> _Task goal_: Return all the data below as it stands, minus the pictures.

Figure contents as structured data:
□ □ □ □ □
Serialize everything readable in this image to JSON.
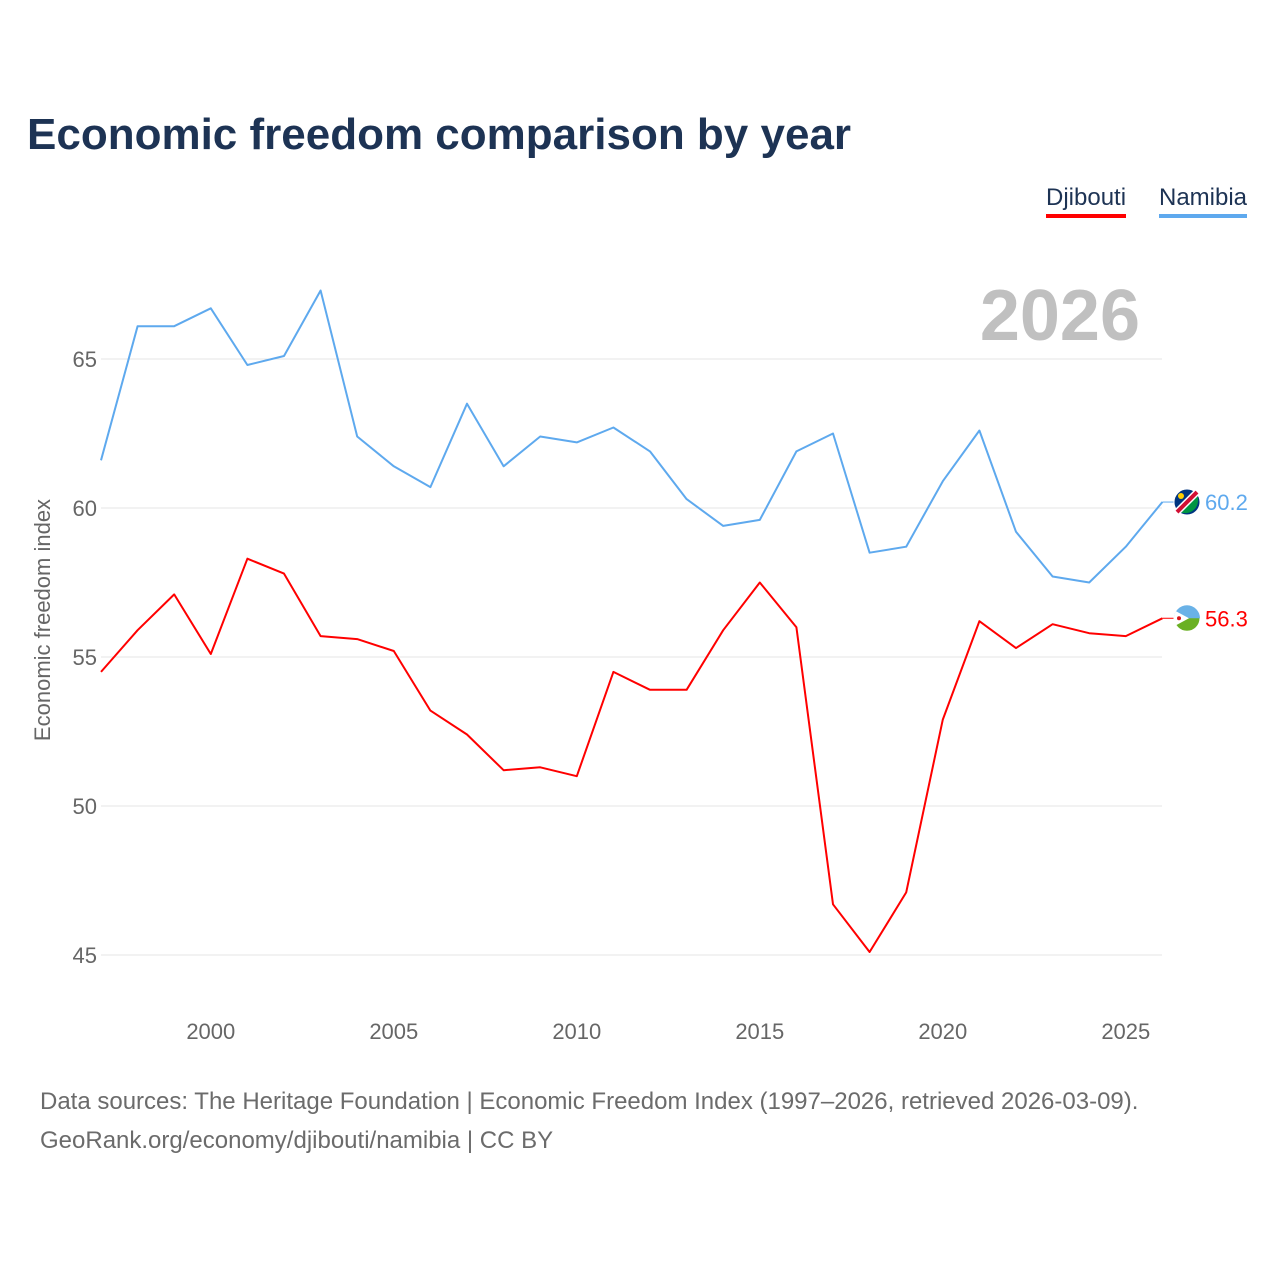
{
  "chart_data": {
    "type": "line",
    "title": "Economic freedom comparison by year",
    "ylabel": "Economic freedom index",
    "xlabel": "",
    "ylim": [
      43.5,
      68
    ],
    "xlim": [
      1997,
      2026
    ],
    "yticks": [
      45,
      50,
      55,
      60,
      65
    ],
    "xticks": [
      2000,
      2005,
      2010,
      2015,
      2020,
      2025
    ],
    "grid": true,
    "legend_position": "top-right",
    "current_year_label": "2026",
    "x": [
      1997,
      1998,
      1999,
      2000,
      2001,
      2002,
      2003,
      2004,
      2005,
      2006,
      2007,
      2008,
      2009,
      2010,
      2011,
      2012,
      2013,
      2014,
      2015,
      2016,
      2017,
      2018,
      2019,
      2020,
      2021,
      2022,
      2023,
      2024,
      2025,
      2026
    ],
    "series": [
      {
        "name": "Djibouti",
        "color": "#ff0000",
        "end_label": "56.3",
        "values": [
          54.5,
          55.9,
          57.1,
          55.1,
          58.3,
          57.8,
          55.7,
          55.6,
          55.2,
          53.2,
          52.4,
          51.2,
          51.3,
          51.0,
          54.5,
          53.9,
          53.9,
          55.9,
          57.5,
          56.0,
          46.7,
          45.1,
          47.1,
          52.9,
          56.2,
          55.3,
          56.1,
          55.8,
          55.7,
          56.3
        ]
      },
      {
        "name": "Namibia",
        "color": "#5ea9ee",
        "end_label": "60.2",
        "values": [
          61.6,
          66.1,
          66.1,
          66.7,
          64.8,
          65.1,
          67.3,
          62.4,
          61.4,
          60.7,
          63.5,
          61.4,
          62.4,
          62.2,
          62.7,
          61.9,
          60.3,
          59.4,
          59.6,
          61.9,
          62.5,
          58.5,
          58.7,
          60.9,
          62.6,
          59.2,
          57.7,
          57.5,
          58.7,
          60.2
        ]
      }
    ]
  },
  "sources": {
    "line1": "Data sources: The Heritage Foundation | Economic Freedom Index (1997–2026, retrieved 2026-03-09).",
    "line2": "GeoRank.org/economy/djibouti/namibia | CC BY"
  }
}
□ □ □ □ □
> _Full response_:
Serialize everything readable in this image to JSON.
{
  "chart_data": {
    "type": "line",
    "title": "Economic freedom comparison by year",
    "ylabel": "Economic freedom index",
    "xlabel": "",
    "ylim": [
      43.5,
      68
    ],
    "xlim": [
      1997,
      2026
    ],
    "yticks": [
      45,
      50,
      55,
      60,
      65
    ],
    "xticks": [
      2000,
      2005,
      2010,
      2015,
      2020,
      2025
    ],
    "grid": true,
    "legend_position": "top-right",
    "current_year_label": "2026",
    "x": [
      1997,
      1998,
      1999,
      2000,
      2001,
      2002,
      2003,
      2004,
      2005,
      2006,
      2007,
      2008,
      2009,
      2010,
      2011,
      2012,
      2013,
      2014,
      2015,
      2016,
      2017,
      2018,
      2019,
      2020,
      2021,
      2022,
      2023,
      2024,
      2025,
      2026
    ],
    "series": [
      {
        "name": "Djibouti",
        "color": "#ff0000",
        "end_label": "56.3",
        "values": [
          54.5,
          55.9,
          57.1,
          55.1,
          58.3,
          57.8,
          55.7,
          55.6,
          55.2,
          53.2,
          52.4,
          51.2,
          51.3,
          51.0,
          54.5,
          53.9,
          53.9,
          55.9,
          57.5,
          56.0,
          46.7,
          45.1,
          47.1,
          52.9,
          56.2,
          55.3,
          56.1,
          55.8,
          55.7,
          56.3
        ]
      },
      {
        "name": "Namibia",
        "color": "#5ea9ee",
        "end_label": "60.2",
        "values": [
          61.6,
          66.1,
          66.1,
          66.7,
          64.8,
          65.1,
          67.3,
          62.4,
          61.4,
          60.7,
          63.5,
          61.4,
          62.4,
          62.2,
          62.7,
          61.9,
          60.3,
          59.4,
          59.6,
          61.9,
          62.5,
          58.5,
          58.7,
          60.9,
          62.6,
          59.2,
          57.7,
          57.5,
          58.7,
          60.2
        ]
      }
    ]
  },
  "sources": {
    "line1": "Data sources: The Heritage Foundation | Economic Freedom Index (1997–2026, retrieved 2026-03-09).",
    "line2": "GeoRank.org/economy/djibouti/namibia | CC BY"
  }
}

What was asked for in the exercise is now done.